EXERCISE INPUT

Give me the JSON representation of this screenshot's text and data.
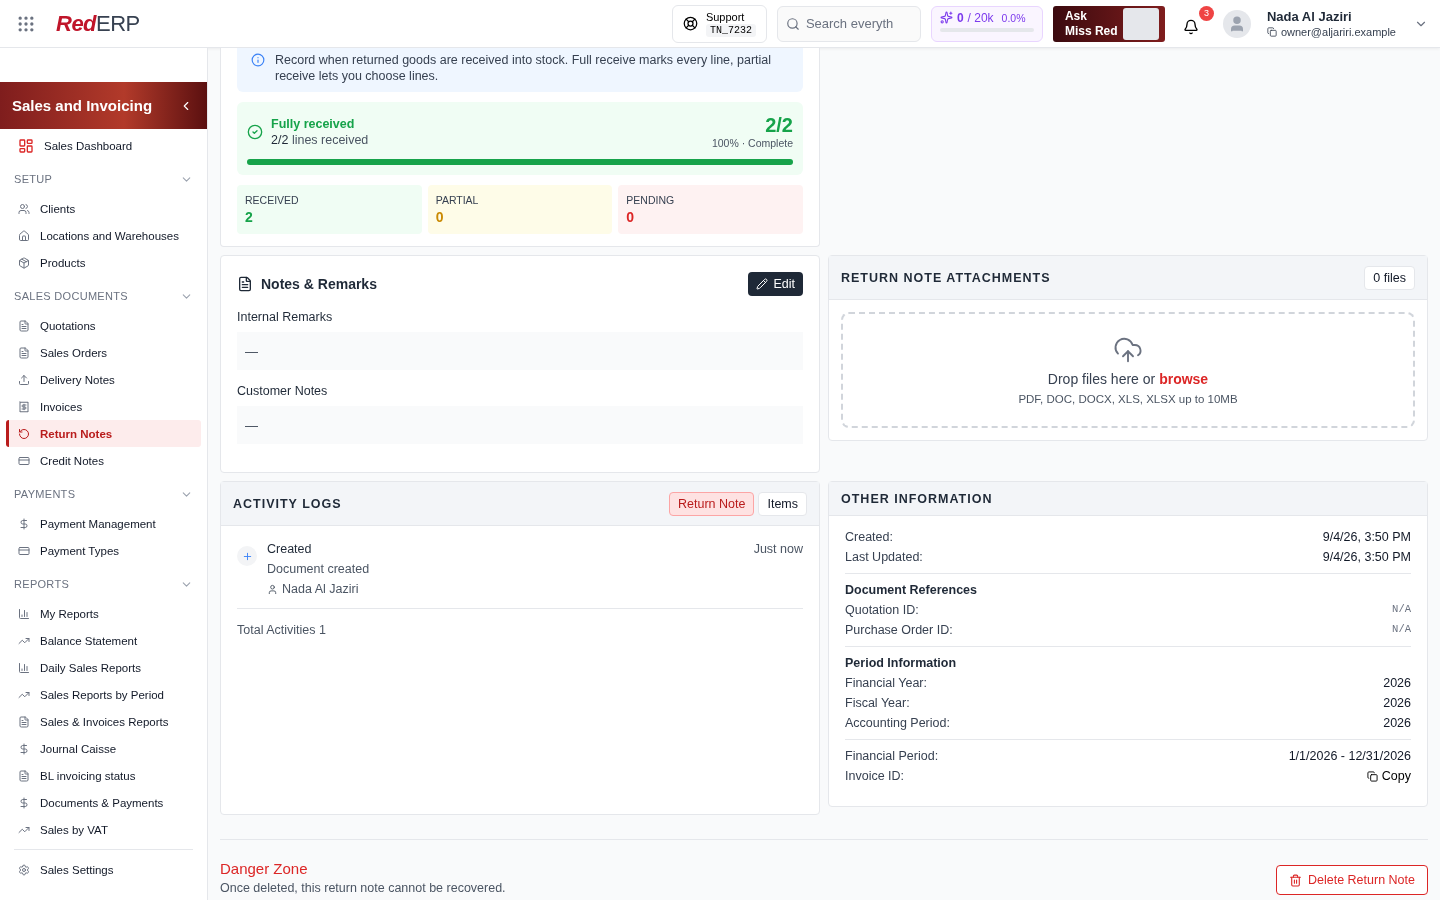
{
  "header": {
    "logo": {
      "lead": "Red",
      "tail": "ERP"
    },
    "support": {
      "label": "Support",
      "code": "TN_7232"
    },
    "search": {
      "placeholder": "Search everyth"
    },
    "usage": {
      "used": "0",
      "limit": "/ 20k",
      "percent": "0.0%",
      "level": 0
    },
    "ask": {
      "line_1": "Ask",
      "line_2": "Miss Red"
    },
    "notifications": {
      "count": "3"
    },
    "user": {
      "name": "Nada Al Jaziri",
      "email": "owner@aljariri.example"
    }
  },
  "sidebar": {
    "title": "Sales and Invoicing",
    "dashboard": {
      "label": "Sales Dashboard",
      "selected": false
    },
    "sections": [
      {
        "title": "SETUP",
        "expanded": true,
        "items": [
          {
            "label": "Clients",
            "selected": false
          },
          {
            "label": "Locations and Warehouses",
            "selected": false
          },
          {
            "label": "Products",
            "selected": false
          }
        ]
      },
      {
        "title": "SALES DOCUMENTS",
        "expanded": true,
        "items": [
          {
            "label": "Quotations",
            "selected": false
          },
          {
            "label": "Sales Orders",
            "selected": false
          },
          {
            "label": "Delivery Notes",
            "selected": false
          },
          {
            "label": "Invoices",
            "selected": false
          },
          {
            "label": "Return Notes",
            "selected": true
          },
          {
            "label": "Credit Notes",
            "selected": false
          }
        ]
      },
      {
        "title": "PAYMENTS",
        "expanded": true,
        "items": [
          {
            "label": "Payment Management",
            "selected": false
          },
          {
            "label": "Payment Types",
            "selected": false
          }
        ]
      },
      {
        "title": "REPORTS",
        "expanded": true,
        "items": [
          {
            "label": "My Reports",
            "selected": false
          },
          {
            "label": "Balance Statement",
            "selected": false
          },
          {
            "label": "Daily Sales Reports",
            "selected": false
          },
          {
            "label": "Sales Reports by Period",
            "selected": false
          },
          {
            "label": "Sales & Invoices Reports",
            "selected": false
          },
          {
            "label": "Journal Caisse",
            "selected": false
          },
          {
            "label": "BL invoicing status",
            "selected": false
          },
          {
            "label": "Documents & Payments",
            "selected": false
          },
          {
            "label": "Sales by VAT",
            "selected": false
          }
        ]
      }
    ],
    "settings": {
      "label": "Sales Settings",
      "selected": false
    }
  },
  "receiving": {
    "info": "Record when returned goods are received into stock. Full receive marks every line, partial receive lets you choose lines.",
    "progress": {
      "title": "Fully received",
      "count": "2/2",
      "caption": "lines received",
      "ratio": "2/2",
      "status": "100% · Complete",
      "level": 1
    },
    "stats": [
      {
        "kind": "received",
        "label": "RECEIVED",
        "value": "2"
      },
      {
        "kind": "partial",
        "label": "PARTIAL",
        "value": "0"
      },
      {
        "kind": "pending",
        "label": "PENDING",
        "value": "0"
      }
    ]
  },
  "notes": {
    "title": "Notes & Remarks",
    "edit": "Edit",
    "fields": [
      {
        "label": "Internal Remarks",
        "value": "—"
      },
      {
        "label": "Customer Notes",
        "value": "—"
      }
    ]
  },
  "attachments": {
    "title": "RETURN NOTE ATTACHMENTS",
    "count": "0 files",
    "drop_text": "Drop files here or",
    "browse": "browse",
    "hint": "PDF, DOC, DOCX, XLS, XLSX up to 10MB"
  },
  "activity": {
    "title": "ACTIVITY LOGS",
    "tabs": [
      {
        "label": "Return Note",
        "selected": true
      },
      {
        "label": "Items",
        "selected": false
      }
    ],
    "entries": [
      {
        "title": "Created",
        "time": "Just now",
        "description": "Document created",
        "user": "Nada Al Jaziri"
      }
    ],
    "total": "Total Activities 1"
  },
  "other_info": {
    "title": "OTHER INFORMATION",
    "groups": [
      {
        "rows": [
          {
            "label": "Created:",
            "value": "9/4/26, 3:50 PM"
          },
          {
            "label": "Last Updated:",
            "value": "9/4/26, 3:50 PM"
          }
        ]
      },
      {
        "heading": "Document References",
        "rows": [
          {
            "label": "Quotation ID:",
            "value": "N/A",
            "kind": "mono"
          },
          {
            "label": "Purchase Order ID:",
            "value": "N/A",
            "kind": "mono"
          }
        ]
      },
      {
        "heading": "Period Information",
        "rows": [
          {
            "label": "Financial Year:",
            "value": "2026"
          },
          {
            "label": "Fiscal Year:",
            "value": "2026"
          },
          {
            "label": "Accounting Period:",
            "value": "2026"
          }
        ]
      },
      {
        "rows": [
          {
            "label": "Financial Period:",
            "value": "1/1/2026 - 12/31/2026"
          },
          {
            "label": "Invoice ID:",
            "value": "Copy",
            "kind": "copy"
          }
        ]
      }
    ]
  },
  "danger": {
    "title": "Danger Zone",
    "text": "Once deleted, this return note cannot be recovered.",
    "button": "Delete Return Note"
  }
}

WHAT YOU SHOULD DO
Quote every entry exactly, with the pictures omitted.

WRITTEN ANSWER
Give me the JSON representation of this screenshot's text and data.
{
  "header": {
    "logo": {
      "lead": "Red",
      "tail": "ERP"
    },
    "support": {
      "label": "Support",
      "code": "TN_7232"
    },
    "search": {
      "placeholder": "Search everyth"
    },
    "usage": {
      "used": "0",
      "limit": "/ 20k",
      "percent": "0.0%",
      "level": 0
    },
    "ask": {
      "line_1": "Ask",
      "line_2": "Miss Red"
    },
    "notifications": {
      "count": "3"
    },
    "user": {
      "name": "Nada Al Jaziri",
      "email": "owner@aljariri.example"
    }
  },
  "sidebar": {
    "title": "Sales and Invoicing",
    "dashboard": {
      "label": "Sales Dashboard",
      "selected": false
    },
    "sections": [
      {
        "title": "SETUP",
        "expanded": true,
        "items": [
          {
            "label": "Clients",
            "selected": false
          },
          {
            "label": "Locations and Warehouses",
            "selected": false
          },
          {
            "label": "Products",
            "selected": false
          }
        ]
      },
      {
        "title": "SALES DOCUMENTS",
        "expanded": true,
        "items": [
          {
            "label": "Quotations",
            "selected": false
          },
          {
            "label": "Sales Orders",
            "selected": false
          },
          {
            "label": "Delivery Notes",
            "selected": false
          },
          {
            "label": "Invoices",
            "selected": false
          },
          {
            "label": "Return Notes",
            "selected": true
          },
          {
            "label": "Credit Notes",
            "selected": false
          }
        ]
      },
      {
        "title": "PAYMENTS",
        "expanded": true,
        "items": [
          {
            "label": "Payment Management",
            "selected": false
          },
          {
            "label": "Payment Types",
            "selected": false
          }
        ]
      },
      {
        "title": "REPORTS",
        "expanded": true,
        "items": [
          {
            "label": "My Reports",
            "selected": false
          },
          {
            "label": "Balance Statement",
            "selected": false
          },
          {
            "label": "Daily Sales Reports",
            "selected": false
          },
          {
            "label": "Sales Reports by Period",
            "selected": false
          },
          {
            "label": "Sales & Invoices Reports",
            "selected": false
          },
          {
            "label": "Journal Caisse",
            "selected": false
          },
          {
            "label": "BL invoicing status",
            "selected": false
          },
          {
            "label": "Documents & Payments",
            "selected": false
          },
          {
            "label": "Sales by VAT",
            "selected": false
          }
        ]
      }
    ],
    "settings": {
      "label": "Sales Settings",
      "selected": false
    }
  },
  "receiving": {
    "info": "Record when returned goods are received into stock. Full receive marks every line, partial receive lets you choose lines.",
    "progress": {
      "title": "Fully received",
      "count": "2/2",
      "caption": "lines received",
      "ratio": "2/2",
      "status": "100% · Complete",
      "level": 1
    },
    "stats": [
      {
        "kind": "received",
        "label": "RECEIVED",
        "value": "2"
      },
      {
        "kind": "partial",
        "label": "PARTIAL",
        "value": "0"
      },
      {
        "kind": "pending",
        "label": "PENDING",
        "value": "0"
      }
    ]
  },
  "notes": {
    "title": "Notes & Remarks",
    "edit": "Edit",
    "fields": [
      {
        "label": "Internal Remarks",
        "value": "—"
      },
      {
        "label": "Customer Notes",
        "value": "—"
      }
    ]
  },
  "attachments": {
    "title": "RETURN NOTE ATTACHMENTS",
    "count": "0 files",
    "drop_text": "Drop files here or",
    "browse": "browse",
    "hint": "PDF, DOC, DOCX, XLS, XLSX up to 10MB"
  },
  "activity": {
    "title": "ACTIVITY LOGS",
    "tabs": [
      {
        "label": "Return Note",
        "selected": true
      },
      {
        "label": "Items",
        "selected": false
      }
    ],
    "entries": [
      {
        "title": "Created",
        "time": "Just now",
        "description": "Document created",
        "user": "Nada Al Jaziri"
      }
    ],
    "total": "Total Activities 1"
  },
  "other_info": {
    "title": "OTHER INFORMATION",
    "groups": [
      {
        "rows": [
          {
            "label": "Created:",
            "value": "9/4/26, 3:50 PM"
          },
          {
            "label": "Last Updated:",
            "value": "9/4/26, 3:50 PM"
          }
        ]
      },
      {
        "heading": "Document References",
        "rows": [
          {
            "label": "Quotation ID:",
            "value": "N/A",
            "kind": "mono"
          },
          {
            "label": "Purchase Order ID:",
            "value": "N/A",
            "kind": "mono"
          }
        ]
      },
      {
        "heading": "Period Information",
        "rows": [
          {
            "label": "Financial Year:",
            "value": "2026"
          },
          {
            "label": "Fiscal Year:",
            "value": "2026"
          },
          {
            "label": "Accounting Period:",
            "value": "2026"
          }
        ]
      },
      {
        "rows": [
          {
            "label": "Financial Period:",
            "value": "1/1/2026 - 12/31/2026"
          },
          {
            "label": "Invoice ID:",
            "value": "Copy",
            "kind": "copy"
          }
        ]
      }
    ]
  },
  "danger": {
    "title": "Danger Zone",
    "text": "Once deleted, this return note cannot be recovered.",
    "button": "Delete Return Note"
  }
}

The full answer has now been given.